▶ [Written instruction]
Go through each line of the records below and count those with the word "JSON". Give only the count.

____ Extracted information

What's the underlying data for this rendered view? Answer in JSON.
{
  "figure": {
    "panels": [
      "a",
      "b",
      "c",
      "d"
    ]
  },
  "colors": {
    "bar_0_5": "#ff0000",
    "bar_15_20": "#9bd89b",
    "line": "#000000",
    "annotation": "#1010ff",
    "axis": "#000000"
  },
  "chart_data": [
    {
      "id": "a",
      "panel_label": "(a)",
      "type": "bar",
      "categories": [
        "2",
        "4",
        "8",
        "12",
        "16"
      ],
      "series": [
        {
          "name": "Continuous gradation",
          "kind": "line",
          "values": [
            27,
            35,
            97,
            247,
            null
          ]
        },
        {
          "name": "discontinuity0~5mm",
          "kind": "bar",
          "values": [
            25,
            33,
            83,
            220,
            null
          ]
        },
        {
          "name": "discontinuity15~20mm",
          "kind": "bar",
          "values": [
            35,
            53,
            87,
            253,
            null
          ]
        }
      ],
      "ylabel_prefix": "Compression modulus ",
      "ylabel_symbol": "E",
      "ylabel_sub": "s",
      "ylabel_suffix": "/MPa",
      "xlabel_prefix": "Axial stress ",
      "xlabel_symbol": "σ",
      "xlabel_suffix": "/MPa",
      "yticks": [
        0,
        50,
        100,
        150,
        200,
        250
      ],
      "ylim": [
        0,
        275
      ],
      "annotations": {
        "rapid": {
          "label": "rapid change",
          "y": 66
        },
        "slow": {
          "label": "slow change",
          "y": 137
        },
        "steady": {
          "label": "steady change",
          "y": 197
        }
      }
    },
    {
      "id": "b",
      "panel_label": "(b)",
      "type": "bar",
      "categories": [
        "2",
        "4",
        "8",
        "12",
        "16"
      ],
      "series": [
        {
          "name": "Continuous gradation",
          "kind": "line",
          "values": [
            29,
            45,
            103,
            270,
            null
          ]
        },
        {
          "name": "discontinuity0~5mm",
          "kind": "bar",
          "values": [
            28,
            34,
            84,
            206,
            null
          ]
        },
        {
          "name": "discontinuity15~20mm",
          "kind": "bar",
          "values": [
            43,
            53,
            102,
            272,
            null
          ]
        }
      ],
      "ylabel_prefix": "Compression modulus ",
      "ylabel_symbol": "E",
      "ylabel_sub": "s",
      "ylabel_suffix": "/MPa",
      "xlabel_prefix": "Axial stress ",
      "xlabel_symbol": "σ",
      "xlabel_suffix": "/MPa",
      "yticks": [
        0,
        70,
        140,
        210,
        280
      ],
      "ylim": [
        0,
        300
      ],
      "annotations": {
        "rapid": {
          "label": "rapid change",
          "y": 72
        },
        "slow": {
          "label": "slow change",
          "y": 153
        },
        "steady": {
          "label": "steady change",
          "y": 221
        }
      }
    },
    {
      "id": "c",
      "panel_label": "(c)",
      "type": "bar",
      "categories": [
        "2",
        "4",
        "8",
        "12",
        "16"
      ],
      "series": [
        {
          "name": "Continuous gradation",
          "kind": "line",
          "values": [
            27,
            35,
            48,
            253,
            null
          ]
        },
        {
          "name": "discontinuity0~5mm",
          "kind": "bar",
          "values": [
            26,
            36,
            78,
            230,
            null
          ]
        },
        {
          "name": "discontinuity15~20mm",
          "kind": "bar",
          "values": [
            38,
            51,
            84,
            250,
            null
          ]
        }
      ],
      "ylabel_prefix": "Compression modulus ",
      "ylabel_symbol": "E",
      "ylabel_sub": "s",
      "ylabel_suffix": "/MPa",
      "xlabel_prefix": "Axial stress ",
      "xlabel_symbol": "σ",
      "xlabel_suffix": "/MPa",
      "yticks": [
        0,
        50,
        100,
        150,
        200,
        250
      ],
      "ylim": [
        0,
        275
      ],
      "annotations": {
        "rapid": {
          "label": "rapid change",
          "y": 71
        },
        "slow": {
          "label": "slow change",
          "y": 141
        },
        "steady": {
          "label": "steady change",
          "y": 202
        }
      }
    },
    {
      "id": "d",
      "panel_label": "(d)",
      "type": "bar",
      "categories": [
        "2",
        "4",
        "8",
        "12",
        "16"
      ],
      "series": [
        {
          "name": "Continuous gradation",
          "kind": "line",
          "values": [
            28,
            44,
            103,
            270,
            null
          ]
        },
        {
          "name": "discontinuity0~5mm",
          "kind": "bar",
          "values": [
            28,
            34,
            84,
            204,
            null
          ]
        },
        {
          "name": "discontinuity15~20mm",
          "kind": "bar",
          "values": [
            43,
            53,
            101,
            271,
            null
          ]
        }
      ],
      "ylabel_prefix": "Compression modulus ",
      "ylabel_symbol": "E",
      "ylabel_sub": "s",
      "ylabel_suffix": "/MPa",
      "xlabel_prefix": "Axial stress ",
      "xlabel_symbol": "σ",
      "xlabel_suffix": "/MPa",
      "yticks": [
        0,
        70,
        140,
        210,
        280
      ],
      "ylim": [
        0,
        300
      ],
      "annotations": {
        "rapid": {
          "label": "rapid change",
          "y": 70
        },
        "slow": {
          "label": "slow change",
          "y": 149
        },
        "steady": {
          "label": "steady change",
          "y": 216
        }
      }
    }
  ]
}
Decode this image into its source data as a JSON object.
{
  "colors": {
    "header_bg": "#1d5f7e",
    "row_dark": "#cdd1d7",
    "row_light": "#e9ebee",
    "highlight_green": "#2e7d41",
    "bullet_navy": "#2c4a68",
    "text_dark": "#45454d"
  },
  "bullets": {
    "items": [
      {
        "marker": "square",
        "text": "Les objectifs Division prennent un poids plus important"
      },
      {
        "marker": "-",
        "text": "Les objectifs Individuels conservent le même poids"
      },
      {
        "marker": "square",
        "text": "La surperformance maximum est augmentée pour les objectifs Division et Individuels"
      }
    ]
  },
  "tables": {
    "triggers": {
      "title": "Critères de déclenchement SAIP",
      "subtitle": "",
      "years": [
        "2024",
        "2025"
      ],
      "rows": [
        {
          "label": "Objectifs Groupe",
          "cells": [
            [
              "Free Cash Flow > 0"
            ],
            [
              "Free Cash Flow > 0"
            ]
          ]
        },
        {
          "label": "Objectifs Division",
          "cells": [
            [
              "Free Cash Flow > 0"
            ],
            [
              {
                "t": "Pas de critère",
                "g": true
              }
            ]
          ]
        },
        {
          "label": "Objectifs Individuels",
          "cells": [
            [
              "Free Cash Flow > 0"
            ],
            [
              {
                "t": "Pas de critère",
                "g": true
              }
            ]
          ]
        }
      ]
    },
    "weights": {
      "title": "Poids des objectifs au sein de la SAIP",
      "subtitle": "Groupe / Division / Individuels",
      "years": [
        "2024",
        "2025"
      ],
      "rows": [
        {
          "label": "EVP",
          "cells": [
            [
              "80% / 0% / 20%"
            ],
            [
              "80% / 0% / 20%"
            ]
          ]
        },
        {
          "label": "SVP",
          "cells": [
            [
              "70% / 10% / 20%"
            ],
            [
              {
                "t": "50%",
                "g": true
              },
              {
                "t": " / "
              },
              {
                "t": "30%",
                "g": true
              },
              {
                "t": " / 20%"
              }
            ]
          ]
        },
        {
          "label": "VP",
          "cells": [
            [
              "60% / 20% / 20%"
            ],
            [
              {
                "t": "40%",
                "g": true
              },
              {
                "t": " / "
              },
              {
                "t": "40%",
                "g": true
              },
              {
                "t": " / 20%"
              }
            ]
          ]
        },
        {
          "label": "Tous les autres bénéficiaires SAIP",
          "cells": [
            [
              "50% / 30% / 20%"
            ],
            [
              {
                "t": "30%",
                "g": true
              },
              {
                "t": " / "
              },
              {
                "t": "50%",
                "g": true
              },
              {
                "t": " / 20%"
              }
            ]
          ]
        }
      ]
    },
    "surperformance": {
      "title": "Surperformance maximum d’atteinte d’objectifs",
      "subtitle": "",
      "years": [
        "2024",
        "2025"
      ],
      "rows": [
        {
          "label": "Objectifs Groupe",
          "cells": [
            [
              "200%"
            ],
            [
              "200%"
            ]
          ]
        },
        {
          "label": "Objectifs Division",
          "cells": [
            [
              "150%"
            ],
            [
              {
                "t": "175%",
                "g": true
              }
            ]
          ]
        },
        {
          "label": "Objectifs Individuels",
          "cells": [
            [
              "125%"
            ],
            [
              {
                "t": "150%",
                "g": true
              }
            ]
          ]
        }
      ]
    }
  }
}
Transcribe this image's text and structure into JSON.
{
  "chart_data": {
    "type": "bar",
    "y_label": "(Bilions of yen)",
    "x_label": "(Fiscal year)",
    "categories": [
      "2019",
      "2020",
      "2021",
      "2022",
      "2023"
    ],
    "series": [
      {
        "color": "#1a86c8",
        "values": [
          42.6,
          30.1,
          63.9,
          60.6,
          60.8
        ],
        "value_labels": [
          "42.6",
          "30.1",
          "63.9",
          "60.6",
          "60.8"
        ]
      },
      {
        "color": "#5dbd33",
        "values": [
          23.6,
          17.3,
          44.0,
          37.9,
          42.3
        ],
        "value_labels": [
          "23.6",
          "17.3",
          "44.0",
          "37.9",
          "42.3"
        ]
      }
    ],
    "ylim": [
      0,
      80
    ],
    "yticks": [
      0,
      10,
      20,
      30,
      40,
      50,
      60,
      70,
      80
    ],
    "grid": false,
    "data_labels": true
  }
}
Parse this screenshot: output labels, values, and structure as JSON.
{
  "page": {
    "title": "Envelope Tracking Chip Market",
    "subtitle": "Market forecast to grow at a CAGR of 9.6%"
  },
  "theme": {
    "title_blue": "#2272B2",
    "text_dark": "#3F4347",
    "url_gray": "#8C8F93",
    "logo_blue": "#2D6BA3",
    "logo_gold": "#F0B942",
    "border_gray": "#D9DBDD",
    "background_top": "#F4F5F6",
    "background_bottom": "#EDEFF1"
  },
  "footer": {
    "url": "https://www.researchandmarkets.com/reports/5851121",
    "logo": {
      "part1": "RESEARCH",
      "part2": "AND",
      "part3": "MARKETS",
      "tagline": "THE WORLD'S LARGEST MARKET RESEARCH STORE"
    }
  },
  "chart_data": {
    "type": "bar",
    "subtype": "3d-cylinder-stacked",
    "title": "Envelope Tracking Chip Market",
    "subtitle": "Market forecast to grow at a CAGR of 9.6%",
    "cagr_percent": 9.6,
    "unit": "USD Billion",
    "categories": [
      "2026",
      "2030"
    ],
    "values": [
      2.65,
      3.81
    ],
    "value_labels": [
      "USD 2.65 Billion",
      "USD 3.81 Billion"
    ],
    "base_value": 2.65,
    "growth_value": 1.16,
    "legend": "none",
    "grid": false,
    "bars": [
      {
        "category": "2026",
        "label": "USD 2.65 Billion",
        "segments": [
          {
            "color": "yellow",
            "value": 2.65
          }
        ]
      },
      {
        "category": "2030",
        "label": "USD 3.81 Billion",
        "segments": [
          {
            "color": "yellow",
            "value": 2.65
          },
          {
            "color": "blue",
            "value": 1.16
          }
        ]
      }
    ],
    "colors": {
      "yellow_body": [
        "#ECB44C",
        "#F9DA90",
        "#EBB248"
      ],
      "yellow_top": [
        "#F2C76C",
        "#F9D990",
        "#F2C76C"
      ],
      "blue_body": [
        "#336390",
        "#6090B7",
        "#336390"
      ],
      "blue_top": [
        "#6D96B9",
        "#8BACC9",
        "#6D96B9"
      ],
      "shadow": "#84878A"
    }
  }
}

________

▶ [Exercise result]
4